▸ WRITTEN REQUEST: Reproduce the following lines verbatim, starting at the line that contains "List all visible" and ending at the line that contains "table-header-row (287, 708, 1413, 771)", with both of those lines included.

▸ RECORDS FOR THE EXERCISE:
----

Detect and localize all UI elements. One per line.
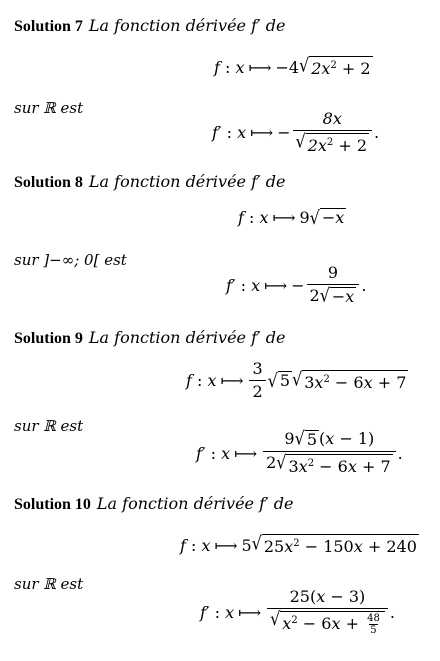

----

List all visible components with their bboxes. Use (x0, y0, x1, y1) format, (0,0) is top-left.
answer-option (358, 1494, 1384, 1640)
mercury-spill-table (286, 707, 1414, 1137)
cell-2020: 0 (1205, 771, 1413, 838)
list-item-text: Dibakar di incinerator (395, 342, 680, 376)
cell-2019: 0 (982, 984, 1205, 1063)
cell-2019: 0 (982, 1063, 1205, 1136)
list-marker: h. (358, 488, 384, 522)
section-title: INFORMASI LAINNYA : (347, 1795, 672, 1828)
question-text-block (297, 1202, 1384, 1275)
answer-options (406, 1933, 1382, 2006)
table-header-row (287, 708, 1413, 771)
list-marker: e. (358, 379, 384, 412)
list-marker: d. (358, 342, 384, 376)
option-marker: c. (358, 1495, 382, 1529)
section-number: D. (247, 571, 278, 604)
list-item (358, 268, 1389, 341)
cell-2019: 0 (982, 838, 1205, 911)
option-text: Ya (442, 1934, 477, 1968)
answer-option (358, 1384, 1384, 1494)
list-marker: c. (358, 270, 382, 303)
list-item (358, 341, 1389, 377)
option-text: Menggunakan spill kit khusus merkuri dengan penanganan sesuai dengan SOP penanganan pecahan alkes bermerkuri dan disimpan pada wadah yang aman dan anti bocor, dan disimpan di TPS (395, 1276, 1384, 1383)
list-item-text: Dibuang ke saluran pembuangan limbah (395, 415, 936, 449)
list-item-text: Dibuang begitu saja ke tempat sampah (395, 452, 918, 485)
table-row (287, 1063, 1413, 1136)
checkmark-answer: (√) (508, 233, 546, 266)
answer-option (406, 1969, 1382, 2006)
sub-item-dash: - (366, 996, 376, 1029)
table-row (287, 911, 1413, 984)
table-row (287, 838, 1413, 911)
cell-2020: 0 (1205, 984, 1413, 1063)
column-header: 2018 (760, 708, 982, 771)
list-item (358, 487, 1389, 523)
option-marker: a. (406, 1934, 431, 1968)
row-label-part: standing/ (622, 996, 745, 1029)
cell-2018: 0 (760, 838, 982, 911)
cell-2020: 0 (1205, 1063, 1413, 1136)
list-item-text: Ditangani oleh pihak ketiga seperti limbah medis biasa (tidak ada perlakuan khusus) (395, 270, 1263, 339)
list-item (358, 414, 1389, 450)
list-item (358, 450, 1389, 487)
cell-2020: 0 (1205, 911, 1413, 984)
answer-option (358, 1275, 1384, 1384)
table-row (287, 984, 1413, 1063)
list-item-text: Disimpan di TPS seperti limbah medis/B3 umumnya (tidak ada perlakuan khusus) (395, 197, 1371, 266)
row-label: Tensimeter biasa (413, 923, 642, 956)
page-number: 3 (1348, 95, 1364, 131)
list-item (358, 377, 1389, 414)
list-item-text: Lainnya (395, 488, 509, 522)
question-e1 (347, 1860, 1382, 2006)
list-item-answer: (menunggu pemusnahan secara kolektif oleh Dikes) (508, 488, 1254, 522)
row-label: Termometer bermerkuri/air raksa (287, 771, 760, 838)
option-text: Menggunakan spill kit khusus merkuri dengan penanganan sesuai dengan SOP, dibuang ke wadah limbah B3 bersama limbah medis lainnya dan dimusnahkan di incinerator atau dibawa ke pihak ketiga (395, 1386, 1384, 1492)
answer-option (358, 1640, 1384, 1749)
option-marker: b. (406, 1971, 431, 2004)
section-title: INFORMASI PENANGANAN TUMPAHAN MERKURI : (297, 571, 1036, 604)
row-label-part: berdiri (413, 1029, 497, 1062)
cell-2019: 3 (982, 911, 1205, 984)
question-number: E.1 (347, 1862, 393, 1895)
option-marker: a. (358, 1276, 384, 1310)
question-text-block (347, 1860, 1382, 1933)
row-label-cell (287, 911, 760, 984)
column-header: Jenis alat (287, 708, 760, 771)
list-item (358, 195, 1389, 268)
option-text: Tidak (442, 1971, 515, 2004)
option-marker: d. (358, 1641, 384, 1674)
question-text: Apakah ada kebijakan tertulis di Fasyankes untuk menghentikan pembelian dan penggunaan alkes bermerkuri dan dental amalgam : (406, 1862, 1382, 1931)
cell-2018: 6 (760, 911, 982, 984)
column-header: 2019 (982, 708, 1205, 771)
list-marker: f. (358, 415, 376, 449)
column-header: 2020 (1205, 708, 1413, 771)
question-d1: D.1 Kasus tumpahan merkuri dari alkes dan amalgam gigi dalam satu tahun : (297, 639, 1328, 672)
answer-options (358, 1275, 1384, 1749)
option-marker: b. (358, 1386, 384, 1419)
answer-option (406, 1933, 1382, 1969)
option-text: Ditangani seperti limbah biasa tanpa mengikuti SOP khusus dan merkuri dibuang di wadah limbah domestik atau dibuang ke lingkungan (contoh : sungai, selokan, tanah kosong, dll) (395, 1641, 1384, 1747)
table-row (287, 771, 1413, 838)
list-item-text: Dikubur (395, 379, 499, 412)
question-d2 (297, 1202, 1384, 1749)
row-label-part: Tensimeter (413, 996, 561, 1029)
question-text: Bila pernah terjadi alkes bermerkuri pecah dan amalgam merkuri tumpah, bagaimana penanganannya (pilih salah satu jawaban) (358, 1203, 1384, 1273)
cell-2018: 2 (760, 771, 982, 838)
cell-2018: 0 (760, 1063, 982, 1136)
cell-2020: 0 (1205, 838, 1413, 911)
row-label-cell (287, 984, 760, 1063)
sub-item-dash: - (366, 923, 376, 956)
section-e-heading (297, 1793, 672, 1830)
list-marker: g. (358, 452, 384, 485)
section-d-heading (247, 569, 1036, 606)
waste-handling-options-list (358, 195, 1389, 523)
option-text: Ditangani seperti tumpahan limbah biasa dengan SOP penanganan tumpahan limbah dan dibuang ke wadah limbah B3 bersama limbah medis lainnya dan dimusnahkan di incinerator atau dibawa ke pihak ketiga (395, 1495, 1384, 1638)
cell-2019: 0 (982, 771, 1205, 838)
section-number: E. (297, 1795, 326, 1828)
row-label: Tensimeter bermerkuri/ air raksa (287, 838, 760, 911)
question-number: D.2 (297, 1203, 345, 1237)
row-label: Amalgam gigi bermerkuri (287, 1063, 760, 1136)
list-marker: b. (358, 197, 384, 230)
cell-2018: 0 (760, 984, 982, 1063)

----

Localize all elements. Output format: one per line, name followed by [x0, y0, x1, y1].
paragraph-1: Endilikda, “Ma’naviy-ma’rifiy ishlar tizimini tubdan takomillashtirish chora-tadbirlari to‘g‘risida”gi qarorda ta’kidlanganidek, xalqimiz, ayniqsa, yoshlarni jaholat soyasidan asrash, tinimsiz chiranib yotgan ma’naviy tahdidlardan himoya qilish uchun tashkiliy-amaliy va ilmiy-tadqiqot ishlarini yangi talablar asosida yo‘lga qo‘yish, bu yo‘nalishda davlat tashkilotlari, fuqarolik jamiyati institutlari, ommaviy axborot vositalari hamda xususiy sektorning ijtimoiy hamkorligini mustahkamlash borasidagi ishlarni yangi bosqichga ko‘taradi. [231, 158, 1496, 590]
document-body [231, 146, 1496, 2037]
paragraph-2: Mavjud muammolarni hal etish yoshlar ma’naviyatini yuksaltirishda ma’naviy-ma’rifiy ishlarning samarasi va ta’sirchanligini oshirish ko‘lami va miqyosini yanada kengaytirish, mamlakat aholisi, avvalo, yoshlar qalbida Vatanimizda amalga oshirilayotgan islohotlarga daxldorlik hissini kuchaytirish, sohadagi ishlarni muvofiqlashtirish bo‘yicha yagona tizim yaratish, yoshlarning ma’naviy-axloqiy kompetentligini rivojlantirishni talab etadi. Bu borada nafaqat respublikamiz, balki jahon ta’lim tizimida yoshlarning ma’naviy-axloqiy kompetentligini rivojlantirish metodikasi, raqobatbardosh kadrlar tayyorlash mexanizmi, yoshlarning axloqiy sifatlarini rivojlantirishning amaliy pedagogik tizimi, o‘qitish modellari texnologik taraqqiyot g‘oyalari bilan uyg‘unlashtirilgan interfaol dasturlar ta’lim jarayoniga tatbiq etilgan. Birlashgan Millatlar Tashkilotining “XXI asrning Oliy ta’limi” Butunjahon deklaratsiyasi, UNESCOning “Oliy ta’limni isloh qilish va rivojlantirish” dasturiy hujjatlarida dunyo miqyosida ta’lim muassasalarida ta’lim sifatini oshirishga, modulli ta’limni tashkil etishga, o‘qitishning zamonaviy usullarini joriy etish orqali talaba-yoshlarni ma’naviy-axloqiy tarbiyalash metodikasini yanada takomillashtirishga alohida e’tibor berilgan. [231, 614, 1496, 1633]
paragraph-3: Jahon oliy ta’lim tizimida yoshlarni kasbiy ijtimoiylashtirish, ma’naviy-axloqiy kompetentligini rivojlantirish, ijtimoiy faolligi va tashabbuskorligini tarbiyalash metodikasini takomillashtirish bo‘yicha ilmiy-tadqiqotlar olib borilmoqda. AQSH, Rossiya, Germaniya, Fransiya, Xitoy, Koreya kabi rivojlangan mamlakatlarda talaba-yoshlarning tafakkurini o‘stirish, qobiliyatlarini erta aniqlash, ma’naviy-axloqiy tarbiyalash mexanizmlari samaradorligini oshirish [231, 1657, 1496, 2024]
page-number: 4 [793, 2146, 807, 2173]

----

▸ ANSWER TO THE TASK:
List all visible components with their bboxes. Use (x0, y0, x1, y1) format, (0,0) is top-left.
answer-option (358, 1494, 1384, 1640)
mercury-spill-table (286, 707, 1414, 1137)
cell-2020: 0 (1205, 771, 1413, 838)
list-item-text: Dibakar di incinerator (395, 342, 680, 376)
cell-2019: 0 (982, 984, 1205, 1063)
cell-2019: 0 (982, 1063, 1205, 1136)
list-marker: h. (358, 488, 384, 522)
section-title: INFORMASI LAINNYA : (347, 1795, 672, 1828)
question-text-block (297, 1202, 1384, 1275)
answer-options (406, 1933, 1382, 2006)
table-header-row (287, 708, 1413, 771)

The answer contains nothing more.